== Records for the exercise ==

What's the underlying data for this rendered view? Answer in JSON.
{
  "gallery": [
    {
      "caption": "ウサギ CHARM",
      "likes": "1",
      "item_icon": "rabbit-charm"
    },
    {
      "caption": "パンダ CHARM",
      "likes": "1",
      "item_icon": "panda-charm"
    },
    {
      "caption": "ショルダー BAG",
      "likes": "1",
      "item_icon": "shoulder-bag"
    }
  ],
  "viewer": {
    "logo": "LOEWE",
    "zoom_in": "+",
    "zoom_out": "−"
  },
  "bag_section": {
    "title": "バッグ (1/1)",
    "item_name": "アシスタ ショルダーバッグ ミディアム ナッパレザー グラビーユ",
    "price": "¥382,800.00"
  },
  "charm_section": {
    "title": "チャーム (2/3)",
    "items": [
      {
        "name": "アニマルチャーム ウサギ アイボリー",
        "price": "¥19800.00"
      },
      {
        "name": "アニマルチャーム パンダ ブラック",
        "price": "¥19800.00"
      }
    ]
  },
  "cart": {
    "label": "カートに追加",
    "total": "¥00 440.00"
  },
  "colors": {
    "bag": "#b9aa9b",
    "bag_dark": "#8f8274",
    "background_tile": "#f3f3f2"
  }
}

===

Given exercise -
Write all of the records out again exactly.

Response for this exercise -
What's the underlying data for this rendered view? Answer in JSON.
{
  "gallery": [
    {
      "caption": "ウサギ CHARM",
      "likes": "1",
      "item_icon": "rabbit-charm"
    },
    {
      "caption": "パンダ CHARM",
      "likes": "1",
      "item_icon": "panda-charm"
    },
    {
      "caption": "ショルダー BAG",
      "likes": "1",
      "item_icon": "shoulder-bag"
    }
  ],
  "viewer": {
    "logo": "LOEWE",
    "zoom_in": "+",
    "zoom_out": "−"
  },
  "bag_section": {
    "title": "バッグ (1/1)",
    "item_name": "アシスタ ショルダーバッグ ミディアム ナッパレザー グラビーユ",
    "price": "¥382,800.00"
  },
  "charm_section": {
    "title": "チャーム (2/3)",
    "items": [
      {
        "name": "アニマルチャーム ウサギ アイボリー",
        "price": "¥19800.00"
      },
      {
        "name": "アニマルチャーム パンダ ブラック",
        "price": "¥19800.00"
      }
    ]
  },
  "cart": {
    "label": "カートに追加",
    "total": "¥00 440.00"
  },
  "colors": {
    "bag": "#b9aa9b",
    "bag_dark": "#8f8274",
    "background_tile": "#f3f3f2"
  }
}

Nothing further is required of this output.